▶ [JOB] Copy the material that follows word for word and omit its pictures.

▶ [TASK INPUT]
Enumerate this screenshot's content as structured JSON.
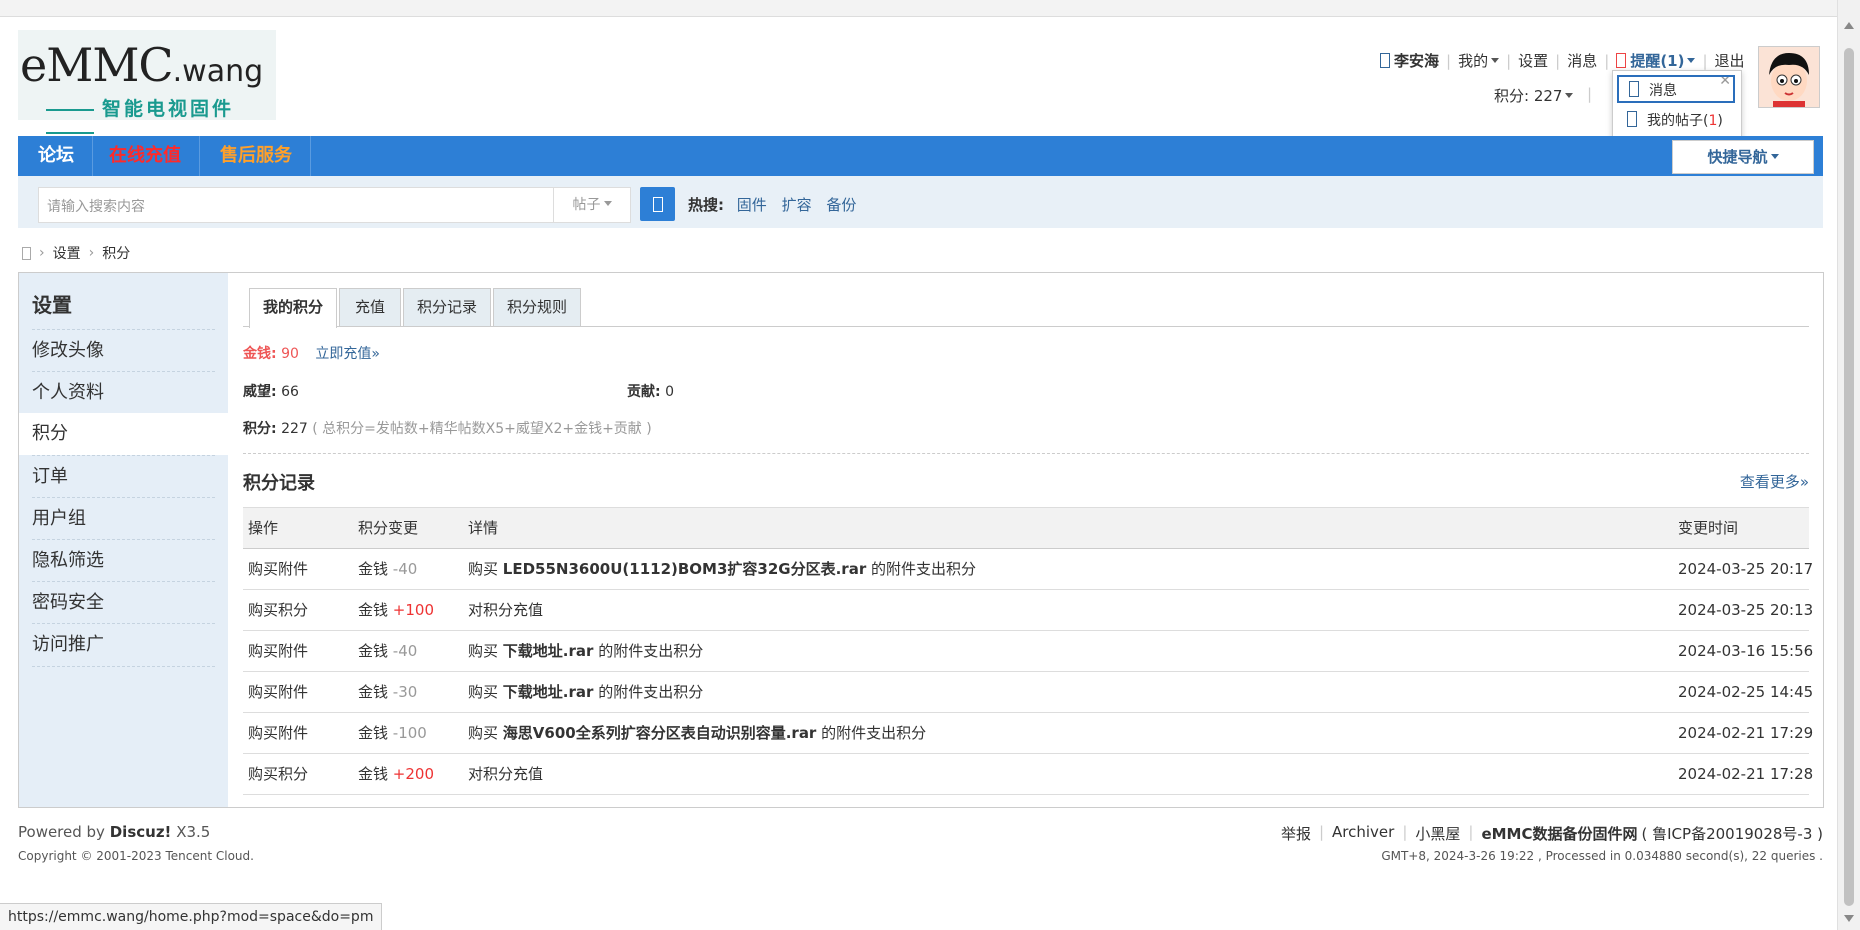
{
  "header": {
    "logo_text_main": "eMMC",
    "logo_text_small": ".wang",
    "logo_tagline": "智能电视固件",
    "user": {
      "username": "李安海",
      "mine": "我的",
      "settings": "设置",
      "messages": "消息",
      "alerts": "提醒(1)",
      "logout": "退出",
      "credits": "积分: 227"
    },
    "alert_popup": {
      "items": [
        {
          "label": "消息"
        },
        {
          "label": "我的帖子(",
          "count": "1",
          "suffix": ")"
        }
      ]
    }
  },
  "nav": {
    "items": [
      {
        "label": "论坛",
        "color": "#ffffff"
      },
      {
        "label": "在线充值",
        "color": "#ff2a2a"
      },
      {
        "label": "售后服务",
        "color": "#ffa02a"
      }
    ],
    "quick_nav": "快捷导航"
  },
  "search": {
    "placeholder": "请输入搜索内容",
    "type": "帖子",
    "hot_label": "热搜:",
    "hot_terms": [
      "固件",
      "扩容",
      "备份"
    ]
  },
  "breadcrumb": {
    "items": [
      "设置",
      "积分"
    ]
  },
  "sidebar": {
    "title": "设置",
    "items": [
      {
        "label": "修改头像"
      },
      {
        "label": "个人资料"
      },
      {
        "label": "积分",
        "active": true
      },
      {
        "label": "订单"
      },
      {
        "label": "用户组"
      },
      {
        "label": "隐私筛选"
      },
      {
        "label": "密码安全"
      },
      {
        "label": "访问推广"
      }
    ]
  },
  "tabs": [
    "我的积分",
    "充值",
    "积分记录",
    "积分规则"
  ],
  "summary": {
    "money_label": "金钱:",
    "money_value": "90",
    "recharge_link": "立即充值»",
    "prestige_label": "威望:",
    "prestige_value": "66",
    "contribution_label": "贡献:",
    "contribution_value": "0",
    "credits_label": "积分:",
    "credits_value": "227",
    "credits_formula": "( 总积分=发帖数+精华帖数X5+威望X2+金钱+贡献 )"
  },
  "records": {
    "title": "积分记录",
    "more": "查看更多»",
    "columns": [
      "操作",
      "积分变更",
      "详情",
      "变更时间"
    ],
    "rows": [
      {
        "op": "购买附件",
        "unit": "金钱",
        "change": "-40",
        "sign": "neg",
        "pre": "购买",
        "file": "LED55N3600U(1112)BOM3扩容32G分区表.rar",
        "post": "的附件支出积分",
        "time": "2024-03-25 20:17"
      },
      {
        "op": "购买积分",
        "unit": "金钱",
        "change": "+100",
        "sign": "pos",
        "pre": "对积分充值",
        "file": "",
        "post": "",
        "time": "2024-03-25 20:13"
      },
      {
        "op": "购买附件",
        "unit": "金钱",
        "change": "-40",
        "sign": "neg",
        "pre": "购买",
        "file": "下载地址.rar",
        "post": "的附件支出积分",
        "time": "2024-03-16 15:56"
      },
      {
        "op": "购买附件",
        "unit": "金钱",
        "change": "-30",
        "sign": "neg",
        "pre": "购买",
        "file": "下载地址.rar",
        "post": "的附件支出积分",
        "time": "2024-02-25 14:45"
      },
      {
        "op": "购买附件",
        "unit": "金钱",
        "change": "-100",
        "sign": "neg",
        "pre": "购买",
        "file": "海思V600全系列扩容分区表自动识别容量.rar",
        "post": "的附件支出积分",
        "time": "2024-02-21 17:29"
      },
      {
        "op": "购买积分",
        "unit": "金钱",
        "change": "+200",
        "sign": "pos",
        "pre": "对积分充值",
        "file": "",
        "post": "",
        "time": "2024-02-21 17:28"
      }
    ]
  },
  "footer": {
    "powered_prefix": "Powered by",
    "powered_name": "Discuz!",
    "powered_version": "X3.5",
    "copyright": "Copyright © 2001-2023 Tencent Cloud.",
    "links": [
      "举报",
      "Archiver",
      "小黑屋"
    ],
    "site_name": "eMMC数据备份固件网",
    "icp": "( 鲁ICP备20019028号-3 )",
    "processed": "GMT+8, 2024-3-26 19:22 , Processed in 0.034880 second(s), 22 queries ."
  },
  "status_url": "https://emmc.wang/home.php?mod=space&do=pm",
  "colors": {
    "nav_blue": "#2d7fd6",
    "sidebar_bg": "#e5eef7",
    "link": "#336699",
    "accent_red": "#e33"
  }
}
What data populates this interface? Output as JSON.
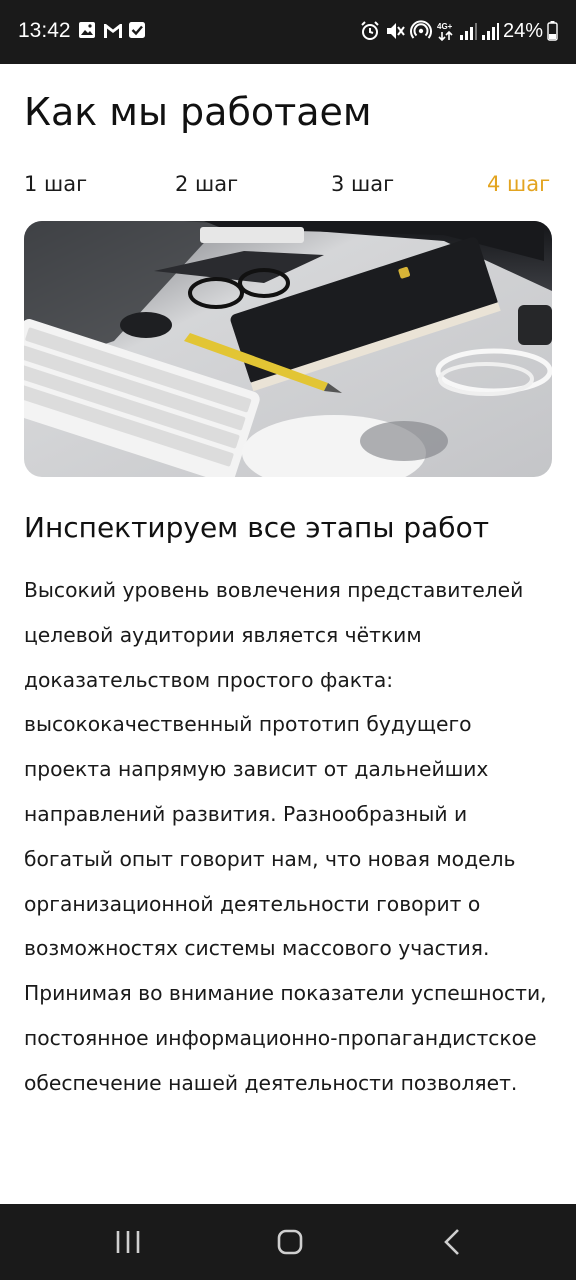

▶ [WRITTEN ANSWER]
Enumerate this screenshot's content as structured JSON.
{
  "header": {
    "logo_text_main": "eMMC",
    "logo_text_small": ".wang",
    "logo_tagline": "智能电视固件",
    "user": {
      "username": "李安海",
      "mine": "我的",
      "settings": "设置",
      "messages": "消息",
      "alerts": "提醒(1)",
      "logout": "退出",
      "credits": "积分: 227"
    },
    "alert_popup": {
      "items": [
        {
          "label": "消息"
        },
        {
          "label": "我的帖子(",
          "count": "1",
          "suffix": ")"
        }
      ]
    }
  },
  "nav": {
    "items": [
      {
        "label": "论坛",
        "color": "#ffffff"
      },
      {
        "label": "在线充值",
        "color": "#ff2a2a"
      },
      {
        "label": "售后服务",
        "color": "#ffa02a"
      }
    ],
    "quick_nav": "快捷导航"
  },
  "search": {
    "placeholder": "请输入搜索内容",
    "type": "帖子",
    "hot_label": "热搜:",
    "hot_terms": [
      "固件",
      "扩容",
      "备份"
    ]
  },
  "breadcrumb": {
    "items": [
      "设置",
      "积分"
    ]
  },
  "sidebar": {
    "title": "设置",
    "items": [
      {
        "label": "修改头像"
      },
      {
        "label": "个人资料"
      },
      {
        "label": "积分",
        "active": true
      },
      {
        "label": "订单"
      },
      {
        "label": "用户组"
      },
      {
        "label": "隐私筛选"
      },
      {
        "label": "密码安全"
      },
      {
        "label": "访问推广"
      }
    ]
  },
  "tabs": [
    "我的积分",
    "充值",
    "积分记录",
    "积分规则"
  ],
  "summary": {
    "money_label": "金钱:",
    "money_value": "90",
    "recharge_link": "立即充值»",
    "prestige_label": "威望:",
    "prestige_value": "66",
    "contribution_label": "贡献:",
    "contribution_value": "0",
    "credits_label": "积分:",
    "credits_value": "227",
    "credits_formula": "( 总积分=发帖数+精华帖数X5+威望X2+金钱+贡献 )"
  },
  "records": {
    "title": "积分记录",
    "more": "查看更多»",
    "columns": [
      "操作",
      "积分变更",
      "详情",
      "变更时间"
    ],
    "rows": [
      {
        "op": "购买附件",
        "unit": "金钱",
        "change": "-40",
        "sign": "neg",
        "pre": "购买",
        "file": "LED55N3600U(1112)BOM3扩容32G分区表.rar",
        "post": "的附件支出积分",
        "time": "2024-03-25 20:17"
      },
      {
        "op": "购买积分",
        "unit": "金钱",
        "change": "+100",
        "sign": "pos",
        "pre": "对积分充值",
        "file": "",
        "post": "",
        "time": "2024-03-25 20:13"
      },
      {
        "op": "购买附件",
        "unit": "金钱",
        "change": "-40",
        "sign": "neg",
        "pre": "购买",
        "file": "下载地址.rar",
        "post": "的附件支出积分",
        "time": "2024-03-16 15:56"
      },
      {
        "op": "购买附件",
        "unit": "金钱",
        "change": "-30",
        "sign": "neg",
        "pre": "购买",
        "file": "下载地址.rar",
        "post": "的附件支出积分",
        "time": "2024-02-25 14:45"
      },
      {
        "op": "购买附件",
        "unit": "金钱",
        "change": "-100",
        "sign": "neg",
        "pre": "购买",
        "file": "海思V600全系列扩容分区表自动识别容量.rar",
        "post": "的附件支出积分",
        "time": "2024-02-21 17:29"
      },
      {
        "op": "购买积分",
        "unit": "金钱",
        "change": "+200",
        "sign": "pos",
        "pre": "对积分充值",
        "file": "",
        "post": "",
        "time": "2024-02-21 17:28"
      }
    ]
  },
  "footer": {
    "powered_prefix": "Powered by",
    "powered_name": "Discuz!",
    "powered_version": "X3.5",
    "copyright": "Copyright © 2001-2023 Tencent Cloud.",
    "links": [
      "举报",
      "Archiver",
      "小黑屋"
    ],
    "site_name": "eMMC数据备份固件网",
    "icp": "( 鲁ICP备20019028号-3 )",
    "processed": "GMT+8, 2024-3-26 19:22 , Processed in 0.034880 second(s), 22 queries ."
  },
  "status_url": "https://emmc.wang/home.php?mod=space&do=pm",
  "colors": {
    "nav_blue": "#2d7fd6",
    "sidebar_bg": "#e5eef7",
    "link": "#336699",
    "accent_red": "#e33"
  }
}
What data populates this interface? Output as JSON.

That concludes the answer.